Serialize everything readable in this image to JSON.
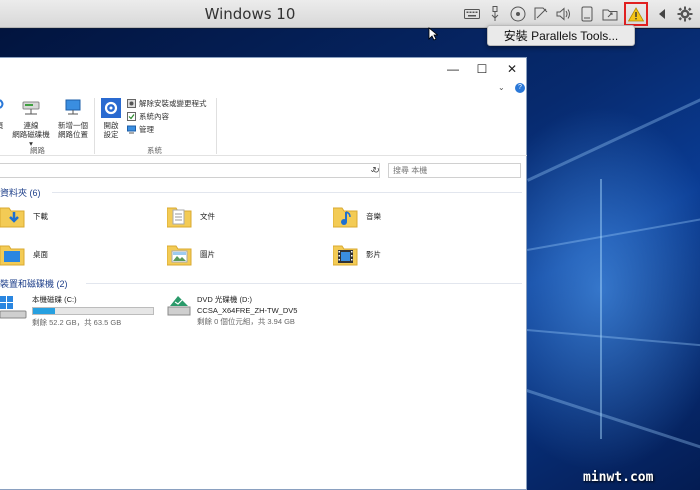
{
  "mac": {
    "title": "Windows 10",
    "menu_item": "安裝 Parallels Tools..."
  },
  "ribbon": {
    "left_items": [
      "頁",
      "連線\n網路磁碟機▾",
      "新增一個\n網路位置"
    ],
    "network_group": "網路",
    "open_settings": "開啟\n設定",
    "uninstall": "解除安裝或變更程式",
    "system_props": "系統內容",
    "manage": "管理",
    "system_group": "系統"
  },
  "search": {
    "placeholder": "搜尋 本機"
  },
  "folders": {
    "title": "資料夾 (6)",
    "items": [
      {
        "label": "下載",
        "icon": "downloads-folder-icon"
      },
      {
        "label": "文件",
        "icon": "documents-folder-icon"
      },
      {
        "label": "音樂",
        "icon": "music-folder-icon"
      },
      {
        "label": "桌面",
        "icon": "desktop-folder-icon"
      },
      {
        "label": "圖片",
        "icon": "pictures-folder-icon"
      },
      {
        "label": "影片",
        "icon": "videos-folder-icon"
      }
    ]
  },
  "drives": {
    "title": "裝置和磁碟機 (2)",
    "c": {
      "name": "本機磁碟 (C:)",
      "free": "剩餘 52.2 GB，共 63.5 GB",
      "used_fraction": 0.18
    },
    "d": {
      "name": "DVD 光碟機 (D:)",
      "label": "CCSA_X64FRE_ZH-TW_DV5",
      "free": "剩餘 0 個位元組，共 3.94 GB"
    }
  },
  "watermark": "minwt.com",
  "colors": {
    "warning": "#f5c518",
    "highlight": "#e02020",
    "accent": "#27a0e0",
    "section": "#1e3f8a"
  }
}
══════════
● EXERCISE
Repeat each entry precisely as it appears. Leave the pictures out.

● OUTPUT OF THE TASK
Serialize everything readable in this image to JSON.
{
  "mac": {
    "title": "Windows 10",
    "menu_item": "安裝 Parallels Tools..."
  },
  "ribbon": {
    "left_items": [
      "頁",
      "連線\n網路磁碟機▾",
      "新增一個\n網路位置"
    ],
    "network_group": "網路",
    "open_settings": "開啟\n設定",
    "uninstall": "解除安裝或變更程式",
    "system_props": "系統內容",
    "manage": "管理",
    "system_group": "系統"
  },
  "search": {
    "placeholder": "搜尋 本機"
  },
  "folders": {
    "title": "資料夾 (6)",
    "items": [
      {
        "label": "下載",
        "icon": "downloads-folder-icon"
      },
      {
        "label": "文件",
        "icon": "documents-folder-icon"
      },
      {
        "label": "音樂",
        "icon": "music-folder-icon"
      },
      {
        "label": "桌面",
        "icon": "desktop-folder-icon"
      },
      {
        "label": "圖片",
        "icon": "pictures-folder-icon"
      },
      {
        "label": "影片",
        "icon": "videos-folder-icon"
      }
    ]
  },
  "drives": {
    "title": "裝置和磁碟機 (2)",
    "c": {
      "name": "本機磁碟 (C:)",
      "free": "剩餘 52.2 GB，共 63.5 GB",
      "used_fraction": 0.18
    },
    "d": {
      "name": "DVD 光碟機 (D:)",
      "label": "CCSA_X64FRE_ZH-TW_DV5",
      "free": "剩餘 0 個位元組，共 3.94 GB"
    }
  },
  "watermark": "minwt.com",
  "colors": {
    "warning": "#f5c518",
    "highlight": "#e02020",
    "accent": "#27a0e0",
    "section": "#1e3f8a"
  }
}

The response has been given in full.